-- Begin --
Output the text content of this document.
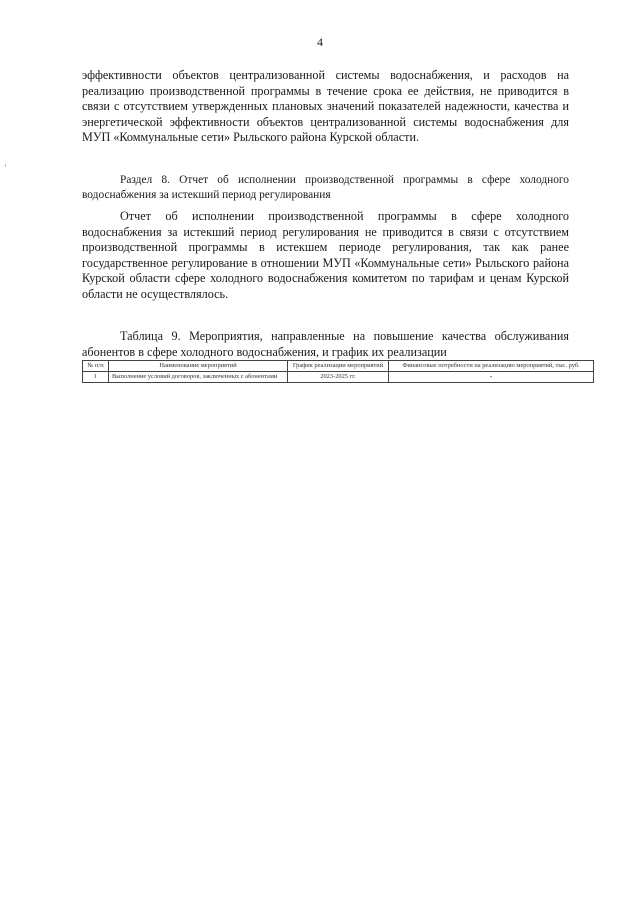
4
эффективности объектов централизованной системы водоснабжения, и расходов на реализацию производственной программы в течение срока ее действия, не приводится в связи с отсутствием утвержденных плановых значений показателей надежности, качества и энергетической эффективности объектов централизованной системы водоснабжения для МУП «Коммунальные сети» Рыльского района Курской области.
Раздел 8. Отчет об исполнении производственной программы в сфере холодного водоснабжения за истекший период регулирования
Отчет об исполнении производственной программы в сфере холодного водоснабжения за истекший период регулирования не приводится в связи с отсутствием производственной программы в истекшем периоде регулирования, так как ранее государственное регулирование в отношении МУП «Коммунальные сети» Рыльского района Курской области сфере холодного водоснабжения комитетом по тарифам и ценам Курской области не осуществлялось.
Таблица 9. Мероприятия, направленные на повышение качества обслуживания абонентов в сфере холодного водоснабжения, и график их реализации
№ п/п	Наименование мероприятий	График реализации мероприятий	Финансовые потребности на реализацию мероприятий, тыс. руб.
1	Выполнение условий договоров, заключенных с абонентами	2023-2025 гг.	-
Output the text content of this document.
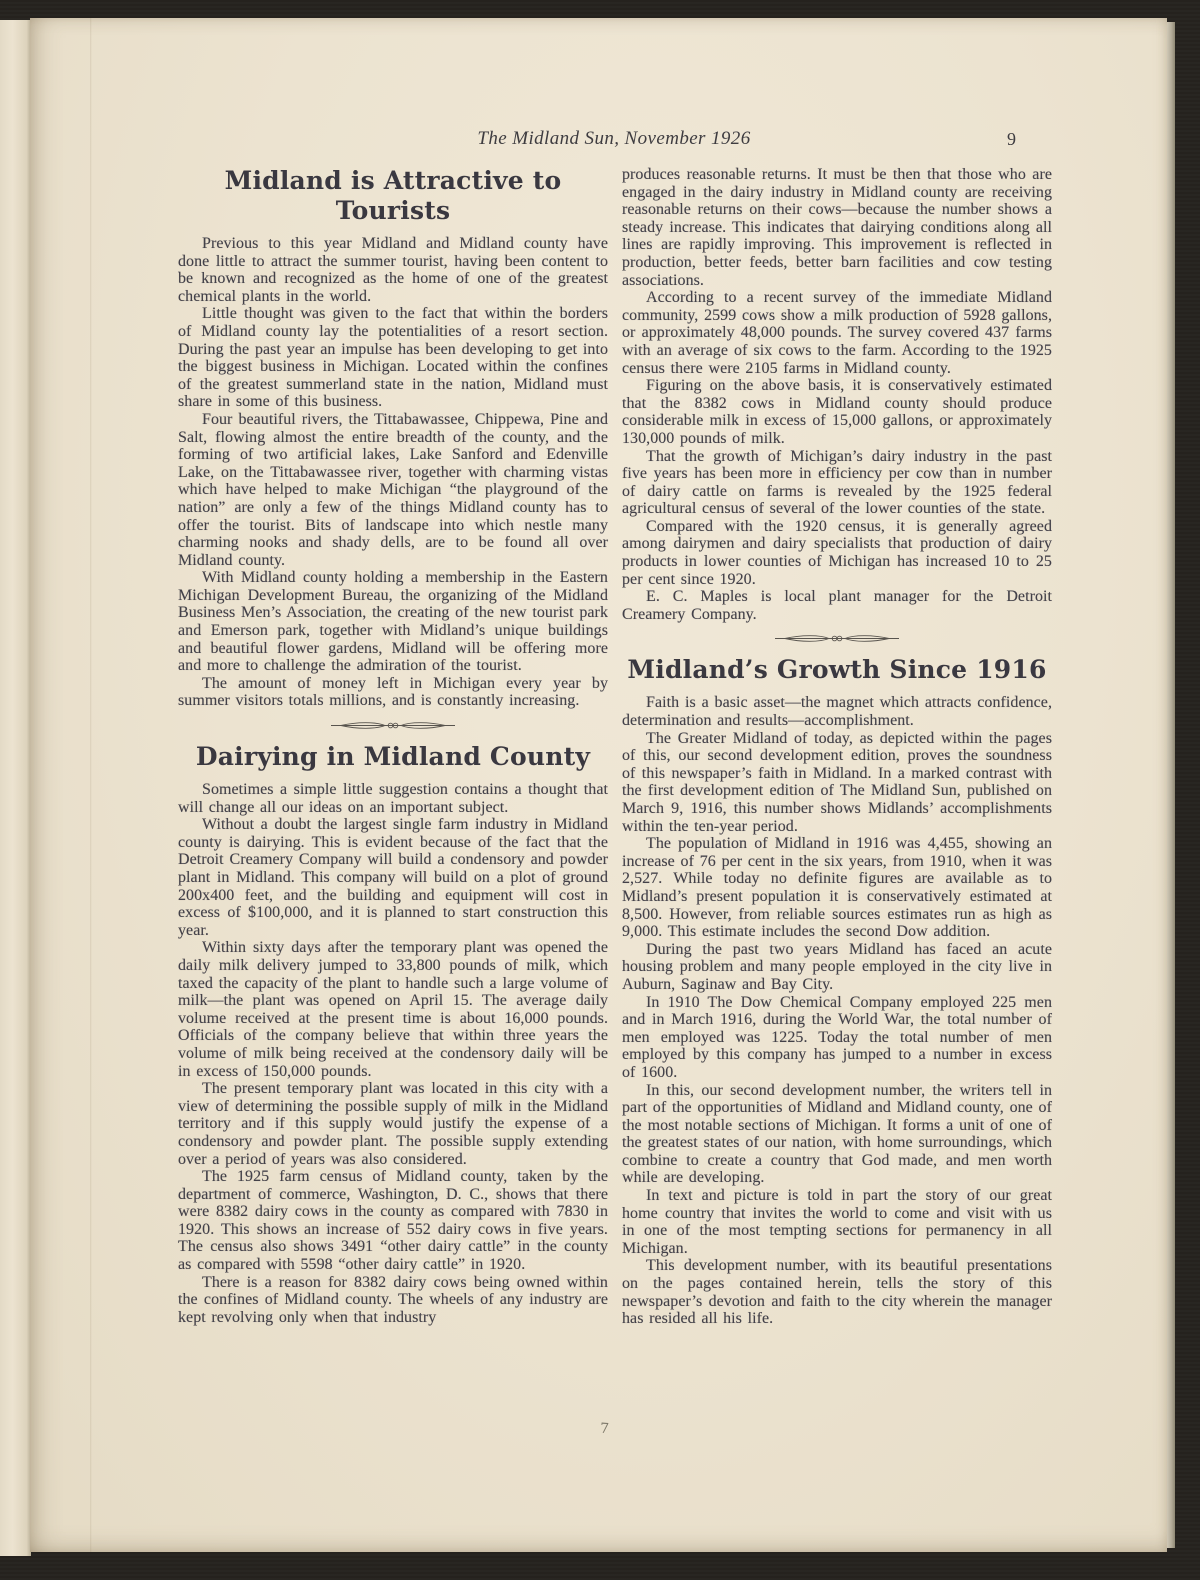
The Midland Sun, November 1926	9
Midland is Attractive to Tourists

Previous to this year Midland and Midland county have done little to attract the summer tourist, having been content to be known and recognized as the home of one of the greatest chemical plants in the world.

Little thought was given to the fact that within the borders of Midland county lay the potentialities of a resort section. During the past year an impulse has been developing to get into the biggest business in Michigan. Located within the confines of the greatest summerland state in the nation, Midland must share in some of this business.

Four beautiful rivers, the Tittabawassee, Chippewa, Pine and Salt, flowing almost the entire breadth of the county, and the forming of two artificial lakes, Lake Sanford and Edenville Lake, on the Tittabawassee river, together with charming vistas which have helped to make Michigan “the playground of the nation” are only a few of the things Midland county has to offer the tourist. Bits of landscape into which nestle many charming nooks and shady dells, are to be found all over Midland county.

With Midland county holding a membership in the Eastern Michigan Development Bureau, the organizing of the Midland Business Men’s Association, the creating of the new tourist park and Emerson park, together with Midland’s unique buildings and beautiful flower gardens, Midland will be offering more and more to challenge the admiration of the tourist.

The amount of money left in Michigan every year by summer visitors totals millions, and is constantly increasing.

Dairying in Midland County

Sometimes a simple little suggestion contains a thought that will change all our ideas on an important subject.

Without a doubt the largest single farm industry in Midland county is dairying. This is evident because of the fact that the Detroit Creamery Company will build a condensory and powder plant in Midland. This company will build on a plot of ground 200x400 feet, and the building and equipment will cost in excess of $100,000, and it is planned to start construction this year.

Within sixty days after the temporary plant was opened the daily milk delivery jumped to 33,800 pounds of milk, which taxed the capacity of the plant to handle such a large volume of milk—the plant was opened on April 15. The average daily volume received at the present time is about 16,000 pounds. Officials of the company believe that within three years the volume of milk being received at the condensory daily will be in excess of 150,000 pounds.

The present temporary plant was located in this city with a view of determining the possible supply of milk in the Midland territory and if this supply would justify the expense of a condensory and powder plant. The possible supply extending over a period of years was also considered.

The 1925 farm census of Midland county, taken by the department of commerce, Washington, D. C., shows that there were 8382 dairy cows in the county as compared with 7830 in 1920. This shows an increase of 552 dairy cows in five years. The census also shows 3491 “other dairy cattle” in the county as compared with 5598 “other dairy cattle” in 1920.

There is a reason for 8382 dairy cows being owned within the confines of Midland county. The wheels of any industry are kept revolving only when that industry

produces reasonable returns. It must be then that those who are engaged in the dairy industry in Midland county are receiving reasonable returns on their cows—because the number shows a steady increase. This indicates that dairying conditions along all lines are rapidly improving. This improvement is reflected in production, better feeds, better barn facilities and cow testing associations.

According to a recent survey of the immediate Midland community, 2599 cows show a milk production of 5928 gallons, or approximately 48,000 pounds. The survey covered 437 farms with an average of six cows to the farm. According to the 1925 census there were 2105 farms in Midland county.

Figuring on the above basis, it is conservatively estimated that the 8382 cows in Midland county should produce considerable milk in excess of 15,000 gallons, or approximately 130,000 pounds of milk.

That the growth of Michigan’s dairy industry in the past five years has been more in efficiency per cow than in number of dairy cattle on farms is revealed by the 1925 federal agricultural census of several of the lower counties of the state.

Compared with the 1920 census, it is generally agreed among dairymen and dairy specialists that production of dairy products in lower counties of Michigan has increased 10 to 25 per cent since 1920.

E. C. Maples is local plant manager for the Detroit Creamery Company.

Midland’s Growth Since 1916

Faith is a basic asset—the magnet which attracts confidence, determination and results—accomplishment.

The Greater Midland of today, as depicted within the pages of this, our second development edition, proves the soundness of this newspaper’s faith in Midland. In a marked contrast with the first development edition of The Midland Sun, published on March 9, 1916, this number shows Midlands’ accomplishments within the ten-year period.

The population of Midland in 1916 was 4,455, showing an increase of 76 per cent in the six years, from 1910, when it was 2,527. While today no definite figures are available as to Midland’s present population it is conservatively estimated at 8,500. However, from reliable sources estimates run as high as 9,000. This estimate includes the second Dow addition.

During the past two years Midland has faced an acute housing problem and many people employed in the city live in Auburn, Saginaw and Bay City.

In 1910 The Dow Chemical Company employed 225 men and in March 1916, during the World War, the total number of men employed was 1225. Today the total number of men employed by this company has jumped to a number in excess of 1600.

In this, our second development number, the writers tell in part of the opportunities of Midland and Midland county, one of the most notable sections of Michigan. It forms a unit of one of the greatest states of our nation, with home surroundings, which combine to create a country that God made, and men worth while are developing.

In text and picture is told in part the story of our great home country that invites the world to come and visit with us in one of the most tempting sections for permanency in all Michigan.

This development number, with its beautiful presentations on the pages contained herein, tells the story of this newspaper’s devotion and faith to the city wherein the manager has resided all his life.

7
-- End --
*DIRECTIONS FOR THIS TASK:*
Could you repeat all of the material exactly? Pictures should not be copied.

*ANSWER TO THE EXERCISE:*
Output the text content of this document.
4
эффективности объектов централизованной системы водоснабжения, и расходов на реализацию производственной программы в течение срока ее действия, не приводится в связи с отсутствием утвержденных плановых значений показателей надежности, качества и энергетической эффективности объектов централизованной системы водоснабжения для МУП «Коммунальные сети» Рыльского района Курской области.
Раздел 8. Отчет об исполнении производственной программы в сфере холодного водоснабжения за истекший период регулирования
Отчет об исполнении производственной программы в сфере холодного водоснабжения за истекший период регулирования не приводится в связи с отсутствием производственной программы в истекшем периоде регулирования, так как ранее государственное регулирование в отношении МУП «Коммунальные сети» Рыльского района Курской области сфере холодного водоснабжения комитетом по тарифам и ценам Курской области не осуществлялось.
Таблица 9. Мероприятия, направленные на повышение качества обслуживания абонентов в сфере холодного водоснабжения, и график их реализации
№ п/п	Наименование мероприятий	График реализации мероприятий	Финансовые потребности на реализацию мероприятий, тыс. руб.
1	Выполнение условий договоров, заключенных с абонентами	2023-2025 гг.	-
Output the text content of this document.
The Midland Sun, November 1926	9
Midland is Attractive to Tourists

Previous to this year Midland and Midland county have done little to attract the summer tourist, having been content to be known and recognized as the home of one of the greatest chemical plants in the world.

Little thought was given to the fact that within the borders of Midland county lay the potentialities of a resort section. During the past year an impulse has been developing to get into the biggest business in Michigan. Located within the confines of the greatest summerland state in the nation, Midland must share in some of this business.

Four beautiful rivers, the Tittabawassee, Chippewa, Pine and Salt, flowing almost the entire breadth of the county, and the forming of two artificial lakes, Lake Sanford and Edenville Lake, on the Tittabawassee river, together with charming vistas which have helped to make Michigan “the playground of the nation” are only a few of the things Midland county has to offer the tourist. Bits of landscape into which nestle many charming nooks and shady dells, are to be found all over Midland county.

With Midland county holding a membership in the Eastern Michigan Development Bureau, the organizing of the Midland Business Men’s Association, the creating of the new tourist park and Emerson park, together with Midland’s unique buildings and beautiful flower gardens, Midland will be offering more and more to challenge the admiration of the tourist.

The amount of money left in Michigan every year by summer visitors totals millions, and is constantly increasing.

Dairying in Midland County

Sometimes a simple little suggestion contains a thought that will change all our ideas on an important subject.

Without a doubt the largest single farm industry in Midland county is dairying. This is evident because of the fact that the Detroit Creamery Company will build a condensory and powder plant in Midland. This company will build on a plot of ground 200x400 feet, and the building and equipment will cost in excess of $100,000, and it is planned to start construction this year.

Within sixty days after the temporary plant was opened the daily milk delivery jumped to 33,800 pounds of milk, which taxed the capacity of the plant to handle such a large volume of milk—the plant was opened on April 15. The average daily volume received at the present time is about 16,000 pounds. Officials of the company believe that within three years the volume of milk being received at the condensory daily will be in excess of 150,000 pounds.

The present temporary plant was located in this city with a view of determining the possible supply of milk in the Midland territory and if this supply would justify the expense of a condensory and powder plant. The possible supply extending over a period of years was also considered.

The 1925 farm census of Midland county, taken by the department of commerce, Washington, D. C., shows that there were 8382 dairy cows in the county as compared with 7830 in 1920. This shows an increase of 552 dairy cows in five years. The census also shows 3491 “other dairy cattle” in the county as compared with 5598 “other dairy cattle” in 1920.

There is a reason for 8382 dairy cows being owned within the confines of Midland county. The wheels of any industry are kept revolving only when that industry

produces reasonable returns. It must be then that those who are engaged in the dairy industry in Midland county are receiving reasonable returns on their cows—because the number shows a steady increase. This indicates that dairying conditions along all lines are rapidly improving. This improvement is reflected in production, better feeds, better barn facilities and cow testing associations.

According to a recent survey of the immediate Midland community, 2599 cows show a milk production of 5928 gallons, or approximately 48,000 pounds. The survey covered 437 farms with an average of six cows to the farm. According to the 1925 census there were 2105 farms in Midland county.

Figuring on the above basis, it is conservatively estimated that the 8382 cows in Midland county should produce considerable milk in excess of 15,000 gallons, or approximately 130,000 pounds of milk.

That the growth of Michigan’s dairy industry in the past five years has been more in efficiency per cow than in number of dairy cattle on farms is revealed by the 1925 federal agricultural census of several of the lower counties of the state.

Compared with the 1920 census, it is generally agreed among dairymen and dairy specialists that production of dairy products in lower counties of Michigan has increased 10 to 25 per cent since 1920.

E. C. Maples is local plant manager for the Detroit Creamery Company.

Midland’s Growth Since 1916

Faith is a basic asset—the magnet which attracts confidence, determination and results—accomplishment.

The Greater Midland of today, as depicted within the pages of this, our second development edition, proves the soundness of this newspaper’s faith in Midland. In a marked contrast with the first development edition of The Midland Sun, published on March 9, 1916, this number shows Midlands’ accomplishments within the ten-year period.

The population of Midland in 1916 was 4,455, showing an increase of 76 per cent in the six years, from 1910, when it was 2,527. While today no definite figures are available as to Midland’s present population it is conservatively estimated at 8,500. However, from reliable sources estimates run as high as 9,000. This estimate includes the second Dow addition.

During the past two years Midland has faced an acute housing problem and many people employed in the city live in Auburn, Saginaw and Bay City.

In 1910 The Dow Chemical Company employed 225 men and in March 1916, during the World War, the total number of men employed was 1225. Today the total number of men employed by this company has jumped to a number in excess of 1600.

In this, our second development number, the writers tell in part of the opportunities of Midland and Midland county, one of the most notable sections of Michigan. It forms a unit of one of the greatest states of our nation, with home surroundings, which combine to create a country that God made, and men worth while are developing.

In text and picture is told in part the story of our great home country that invites the world to come and visit with us in one of the most tempting sections for permanency in all Michigan.

This development number, with its beautiful presentations on the pages contained herein, tells the story of this newspaper’s devotion and faith to the city wherein the manager has resided all his life.

7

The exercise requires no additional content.